[START Excerpted text]

That three-hour Coscarelli crash course in September was the inaugural offering from the L.A. branch of the Miskatonic Institute of Horror Studies. Named after a fictional university from H.P. Lovecraft’s literary universe, Miskatonic debuted in Canada in 2010 and subsequently expanded to New York. Setting up shop in Los Angeles, home not only to the film industry but a legit early 20th century occultist’s operational research facility where classes could be hosted, was a natural next step. Don’t be intimidated by the “institute” moniker—there’s no application process or mountain of homework, just a series of classes that can be attended independent of one another for 12 bucks a pop ($15 at the door).

Miskatonic was founded by Kier-La Janisse, who’s co-programming the L.A. classes along with USC cinematic arts professor Rebekah McKendry and Elric Kane of Blumhouse’s horrorcentric Shock Waves podcast. Kane, who also used to host horror trivia at a spot in the Valley, has devoted a decent amount of time to considering how people become horror fans in the first place. Usually, horror-related trauma figures in. For instance, when he was a kid, a guy his mom was dating invited he and his sister downstairs to watch a movie. It was Creepshow, the 1982 Stephen King-George Romero anthology. “It messed me up so bad,” he says. “Really, I had nightmares for years.”

[END Excerpted text]

• **Exercise requirements**:
1. From the Miskatonic passage, transcribe the words starting with "That three-hour Coscarelli" and going on through "at the door).".
2. In the Miskatonic passage, who founded the Miskatonic Institute of Horror Studies?

[START Material]

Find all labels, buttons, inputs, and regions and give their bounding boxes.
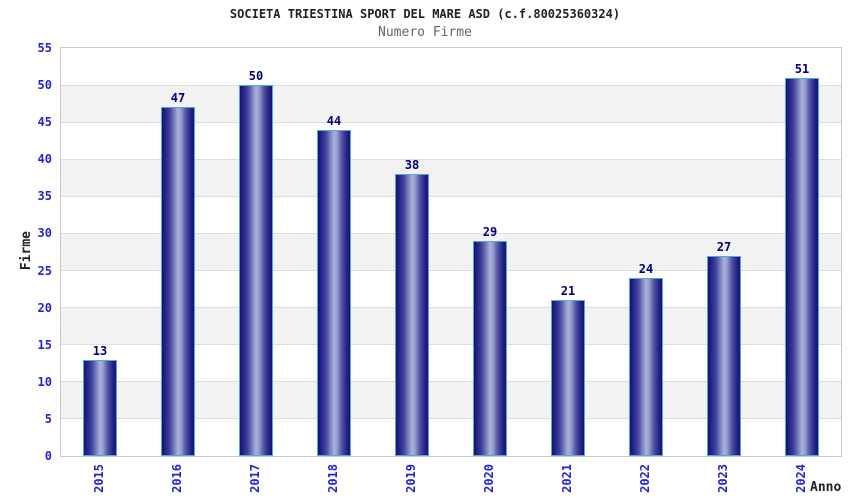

[END Material]

• **Outputs by task**:
1.
That three-hour Coscarelli crash course in September was the inaugural offering from the L.A. branch of the Miskatonic Institute of Horror Studies. Named after a fictional university from H.P. Lovecraft’s literary universe, Miskatonic debuted in Canada in 2010 and subsequently expanded to New York. Setting up shop in Los Angeles, home not only to the film industry but a legit early 20th century occultist’s operational research facility where classes could be hosted, was a natural next step. Don’t be intimidated by the “institute” moniker—there’s no application process or mountain of homework, just a series of classes that can be attended independent of one another for 12 bucks a pop ($15 at the door).

2. Kier-La Janisse